--- REQUIRED TASK ---
Would you retype all of these records exactly?

++++++++++++++++++++

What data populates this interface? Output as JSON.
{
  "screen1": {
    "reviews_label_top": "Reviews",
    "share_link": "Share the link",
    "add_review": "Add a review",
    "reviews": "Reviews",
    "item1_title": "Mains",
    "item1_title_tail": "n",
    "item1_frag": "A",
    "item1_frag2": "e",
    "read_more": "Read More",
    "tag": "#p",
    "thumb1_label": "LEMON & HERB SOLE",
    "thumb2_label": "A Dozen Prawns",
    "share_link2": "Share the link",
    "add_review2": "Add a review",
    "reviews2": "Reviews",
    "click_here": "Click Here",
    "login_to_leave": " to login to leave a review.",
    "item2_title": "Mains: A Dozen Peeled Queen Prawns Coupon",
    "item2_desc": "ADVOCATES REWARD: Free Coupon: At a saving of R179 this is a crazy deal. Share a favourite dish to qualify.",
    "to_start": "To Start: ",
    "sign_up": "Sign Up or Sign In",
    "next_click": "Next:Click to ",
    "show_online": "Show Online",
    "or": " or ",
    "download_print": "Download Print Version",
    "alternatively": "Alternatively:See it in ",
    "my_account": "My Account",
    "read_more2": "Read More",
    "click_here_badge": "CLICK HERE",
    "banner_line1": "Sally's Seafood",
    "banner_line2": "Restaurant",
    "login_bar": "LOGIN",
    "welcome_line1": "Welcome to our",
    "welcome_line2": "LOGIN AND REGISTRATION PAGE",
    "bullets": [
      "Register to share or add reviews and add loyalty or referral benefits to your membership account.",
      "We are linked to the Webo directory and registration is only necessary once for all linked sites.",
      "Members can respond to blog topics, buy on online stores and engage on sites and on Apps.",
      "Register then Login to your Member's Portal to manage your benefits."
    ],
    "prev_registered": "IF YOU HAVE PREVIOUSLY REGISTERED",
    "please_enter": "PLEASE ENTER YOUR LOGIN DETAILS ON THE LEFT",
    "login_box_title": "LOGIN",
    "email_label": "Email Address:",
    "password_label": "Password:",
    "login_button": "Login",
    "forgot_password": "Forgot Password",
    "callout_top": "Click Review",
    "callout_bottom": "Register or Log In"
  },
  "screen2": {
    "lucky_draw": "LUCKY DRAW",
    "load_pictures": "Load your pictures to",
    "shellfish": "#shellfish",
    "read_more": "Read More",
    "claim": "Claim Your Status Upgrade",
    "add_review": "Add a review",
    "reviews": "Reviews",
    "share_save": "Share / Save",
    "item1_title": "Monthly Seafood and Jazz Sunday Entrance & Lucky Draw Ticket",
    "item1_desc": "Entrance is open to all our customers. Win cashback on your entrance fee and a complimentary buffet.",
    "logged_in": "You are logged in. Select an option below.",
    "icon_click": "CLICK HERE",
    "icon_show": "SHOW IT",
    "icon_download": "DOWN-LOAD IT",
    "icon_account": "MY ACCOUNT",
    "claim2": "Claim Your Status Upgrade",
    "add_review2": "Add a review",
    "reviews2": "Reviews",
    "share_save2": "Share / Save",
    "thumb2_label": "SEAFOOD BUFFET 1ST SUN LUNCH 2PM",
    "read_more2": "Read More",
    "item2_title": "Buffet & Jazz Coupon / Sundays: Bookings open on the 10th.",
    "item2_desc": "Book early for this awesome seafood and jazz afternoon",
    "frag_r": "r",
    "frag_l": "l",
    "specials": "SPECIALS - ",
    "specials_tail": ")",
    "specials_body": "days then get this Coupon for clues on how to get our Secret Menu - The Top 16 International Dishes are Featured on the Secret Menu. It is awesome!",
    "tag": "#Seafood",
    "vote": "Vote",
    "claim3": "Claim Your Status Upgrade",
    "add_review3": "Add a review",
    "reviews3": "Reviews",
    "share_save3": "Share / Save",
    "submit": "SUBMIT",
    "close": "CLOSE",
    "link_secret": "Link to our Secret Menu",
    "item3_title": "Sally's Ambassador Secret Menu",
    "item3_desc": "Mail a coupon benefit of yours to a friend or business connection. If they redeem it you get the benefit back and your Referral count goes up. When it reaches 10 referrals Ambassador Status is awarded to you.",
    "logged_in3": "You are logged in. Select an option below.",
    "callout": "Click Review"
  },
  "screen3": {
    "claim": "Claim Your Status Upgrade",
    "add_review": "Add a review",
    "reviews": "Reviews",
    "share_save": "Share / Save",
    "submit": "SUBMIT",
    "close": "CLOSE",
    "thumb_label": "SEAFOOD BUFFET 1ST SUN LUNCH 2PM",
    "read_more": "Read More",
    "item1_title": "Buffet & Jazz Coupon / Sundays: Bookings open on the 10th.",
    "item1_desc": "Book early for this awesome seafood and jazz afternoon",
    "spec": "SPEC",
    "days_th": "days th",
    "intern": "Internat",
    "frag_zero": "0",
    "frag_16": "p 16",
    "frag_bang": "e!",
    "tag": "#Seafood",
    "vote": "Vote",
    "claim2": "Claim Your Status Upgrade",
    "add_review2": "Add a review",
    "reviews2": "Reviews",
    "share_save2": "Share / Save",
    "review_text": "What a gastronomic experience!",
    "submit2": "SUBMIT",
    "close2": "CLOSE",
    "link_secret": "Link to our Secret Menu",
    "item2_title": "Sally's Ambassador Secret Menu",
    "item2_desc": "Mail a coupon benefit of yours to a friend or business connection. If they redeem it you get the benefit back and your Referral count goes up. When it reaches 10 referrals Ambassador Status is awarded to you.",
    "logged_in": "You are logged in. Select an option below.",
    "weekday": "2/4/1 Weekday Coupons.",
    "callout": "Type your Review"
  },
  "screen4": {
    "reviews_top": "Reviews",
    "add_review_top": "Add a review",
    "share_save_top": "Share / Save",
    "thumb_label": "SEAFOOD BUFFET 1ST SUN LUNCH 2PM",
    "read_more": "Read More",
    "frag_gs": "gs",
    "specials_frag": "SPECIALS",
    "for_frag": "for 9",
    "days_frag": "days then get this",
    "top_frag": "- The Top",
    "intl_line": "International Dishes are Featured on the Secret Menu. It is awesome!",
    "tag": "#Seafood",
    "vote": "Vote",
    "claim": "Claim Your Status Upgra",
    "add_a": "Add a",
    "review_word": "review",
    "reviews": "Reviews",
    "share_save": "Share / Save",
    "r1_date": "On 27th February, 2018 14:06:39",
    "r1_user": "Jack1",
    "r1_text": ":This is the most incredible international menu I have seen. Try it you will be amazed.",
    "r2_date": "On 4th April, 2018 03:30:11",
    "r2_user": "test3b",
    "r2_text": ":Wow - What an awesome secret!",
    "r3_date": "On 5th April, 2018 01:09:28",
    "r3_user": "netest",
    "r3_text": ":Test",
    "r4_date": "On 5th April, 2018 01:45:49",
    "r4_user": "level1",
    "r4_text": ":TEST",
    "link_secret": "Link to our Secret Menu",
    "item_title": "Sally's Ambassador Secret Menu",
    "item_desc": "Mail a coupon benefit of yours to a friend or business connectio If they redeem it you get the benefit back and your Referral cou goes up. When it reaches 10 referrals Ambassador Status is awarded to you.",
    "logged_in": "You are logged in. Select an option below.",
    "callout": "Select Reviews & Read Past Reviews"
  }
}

++++++++++++++++++++

--- RESULT FOR THIS EXERCISE ---
What data populates this interface? Output as JSON.
{
  "screen1": {
    "reviews_label_top": "Reviews",
    "share_link": "Share the link",
    "add_review": "Add a review",
    "reviews": "Reviews",
    "item1_title": "Mains",
    "item1_title_tail": "n",
    "item1_frag": "A",
    "item1_frag2": "e",
    "read_more": "Read More",
    "tag": "#p",
    "thumb1_label": "LEMON & HERB SOLE",
    "thumb2_label": "A Dozen Prawns",
    "share_link2": "Share the link",
    "add_review2": "Add a review",
    "reviews2": "Reviews",
    "click_here": "Click Here",
    "login_to_leave": " to login to leave a review.",
    "item2_title": "Mains: A Dozen Peeled Queen Prawns Coupon",
    "item2_desc": "ADVOCATES REWARD: Free Coupon: At a saving of R179 this is a crazy deal. Share a favourite dish to qualify.",
    "to_start": "To Start: ",
    "sign_up": "Sign Up or Sign In",
    "next_click": "Next:Click to ",
    "show_online": "Show Online",
    "or": " or ",
    "download_print": "Download Print Version",
    "alternatively": "Alternatively:See it in ",
    "my_account": "My Account",
    "read_more2": "Read More",
    "click_here_badge": "CLICK HERE",
    "banner_line1": "Sally's Seafood",
    "banner_line2": "Restaurant",
    "login_bar": "LOGIN",
    "welcome_line1": "Welcome to our",
    "welcome_line2": "LOGIN AND REGISTRATION PAGE",
    "bullets": [
      "Register to share or add reviews and add loyalty or referral benefits to your membership account.",
      "We are linked to the Webo directory and registration is only necessary once for all linked sites.",
      "Members can respond to blog topics, buy on online stores and engage on sites and on Apps.",
      "Register then Login to your Member's Portal to manage your benefits."
    ],
    "prev_registered": "IF YOU HAVE PREVIOUSLY REGISTERED",
    "please_enter": "PLEASE ENTER YOUR LOGIN DETAILS ON THE LEFT",
    "login_box_title": "LOGIN",
    "email_label": "Email Address:",
    "password_label": "Password:",
    "login_button": "Login",
    "forgot_password": "Forgot Password",
    "callout_top": "Click Review",
    "callout_bottom": "Register or Log In"
  },
  "screen2": {
    "lucky_draw": "LUCKY DRAW",
    "load_pictures": "Load your pictures to",
    "shellfish": "#shellfish",
    "read_more": "Read More",
    "claim": "Claim Your Status Upgrade",
    "add_review": "Add a review",
    "reviews": "Reviews",
    "share_save": "Share / Save",
    "item1_title": "Monthly Seafood and Jazz Sunday Entrance & Lucky Draw Ticket",
    "item1_desc": "Entrance is open to all our customers. Win cashback on your entrance fee and a complimentary buffet.",
    "logged_in": "You are logged in. Select an option below.",
    "icon_click": "CLICK HERE",
    "icon_show": "SHOW IT",
    "icon_download": "DOWN-LOAD IT",
    "icon_account": "MY ACCOUNT",
    "claim2": "Claim Your Status Upgrade",
    "add_review2": "Add a review",
    "reviews2": "Reviews",
    "share_save2": "Share / Save",
    "thumb2_label": "SEAFOOD BUFFET 1ST SUN LUNCH 2PM",
    "read_more2": "Read More",
    "item2_title": "Buffet & Jazz Coupon / Sundays: Bookings open on the 10th.",
    "item2_desc": "Book early for this awesome seafood and jazz afternoon",
    "frag_r": "r",
    "frag_l": "l",
    "specials": "SPECIALS - ",
    "specials_tail": ")",
    "specials_body": "days then get this Coupon for clues on how to get our Secret Menu - The Top 16 International Dishes are Featured on the Secret Menu. It is awesome!",
    "tag": "#Seafood",
    "vote": "Vote",
    "claim3": "Claim Your Status Upgrade",
    "add_review3": "Add a review",
    "reviews3": "Reviews",
    "share_save3": "Share / Save",
    "submit": "SUBMIT",
    "close": "CLOSE",
    "link_secret": "Link to our Secret Menu",
    "item3_title": "Sally's Ambassador Secret Menu",
    "item3_desc": "Mail a coupon benefit of yours to a friend or business connection. If they redeem it you get the benefit back and your Referral count goes up. When it reaches 10 referrals Ambassador Status is awarded to you.",
    "logged_in3": "You are logged in. Select an option below.",
    "callout": "Click Review"
  },
  "screen3": {
    "claim": "Claim Your Status Upgrade",
    "add_review": "Add a review",
    "reviews": "Reviews",
    "share_save": "Share / Save",
    "submit": "SUBMIT",
    "close": "CLOSE",
    "thumb_label": "SEAFOOD BUFFET 1ST SUN LUNCH 2PM",
    "read_more": "Read More",
    "item1_title": "Buffet & Jazz Coupon / Sundays: Bookings open on the 10th.",
    "item1_desc": "Book early for this awesome seafood and jazz afternoon",
    "spec": "SPEC",
    "days_th": "days th",
    "intern": "Internat",
    "frag_zero": "0",
    "frag_16": "p 16",
    "frag_bang": "e!",
    "tag": "#Seafood",
    "vote": "Vote",
    "claim2": "Claim Your Status Upgrade",
    "add_review2": "Add a review",
    "reviews2": "Reviews",
    "share_save2": "Share / Save",
    "review_text": "What a gastronomic experience!",
    "submit2": "SUBMIT",
    "close2": "CLOSE",
    "link_secret": "Link to our Secret Menu",
    "item2_title": "Sally's Ambassador Secret Menu",
    "item2_desc": "Mail a coupon benefit of yours to a friend or business connection. If they redeem it you get the benefit back and your Referral count goes up. When it reaches 10 referrals Ambassador Status is awarded to you.",
    "logged_in": "You are logged in. Select an option below.",
    "weekday": "2/4/1 Weekday Coupons.",
    "callout": "Type your Review"
  },
  "screen4": {
    "reviews_top": "Reviews",
    "add_review_top": "Add a review",
    "share_save_top": "Share / Save",
    "thumb_label": "SEAFOOD BUFFET 1ST SUN LUNCH 2PM",
    "read_more": "Read More",
    "frag_gs": "gs",
    "specials_frag": "SPECIALS",
    "for_frag": "for 9",
    "days_frag": "days then get this",
    "top_frag": "- The Top",
    "intl_line": "International Dishes are Featured on the Secret Menu. It is awesome!",
    "tag": "#Seafood",
    "vote": "Vote",
    "claim": "Claim Your Status Upgra",
    "add_a": "Add a",
    "review_word": "review",
    "reviews": "Reviews",
    "share_save": "Share / Save",
    "r1_date": "On 27th February, 2018 14:06:39",
    "r1_user": "Jack1",
    "r1_text": ":This is the most incredible international menu I have seen. Try it you will be amazed.",
    "r2_date": "On 4th April, 2018 03:30:11",
    "r2_user": "test3b",
    "r2_text": ":Wow - What an awesome secret!",
    "r3_date": "On 5th April, 2018 01:09:28",
    "r3_user": "netest",
    "r3_text": ":Test",
    "r4_date": "On 5th April, 2018 01:45:49",
    "r4_user": "level1",
    "r4_text": ":TEST",
    "link_secret": "Link to our Secret Menu",
    "item_title": "Sally's Ambassador Secret Menu",
    "item_desc": "Mail a coupon benefit of yours to a friend or business connectio If they redeem it you get the benefit back and your Referral cou goes up. When it reaches 10 referrals Ambassador Status is awarded to you.",
    "logged_in": "You are logged in. Select an option below.",
    "callout": "Select Reviews & Read Past Reviews"
  }
}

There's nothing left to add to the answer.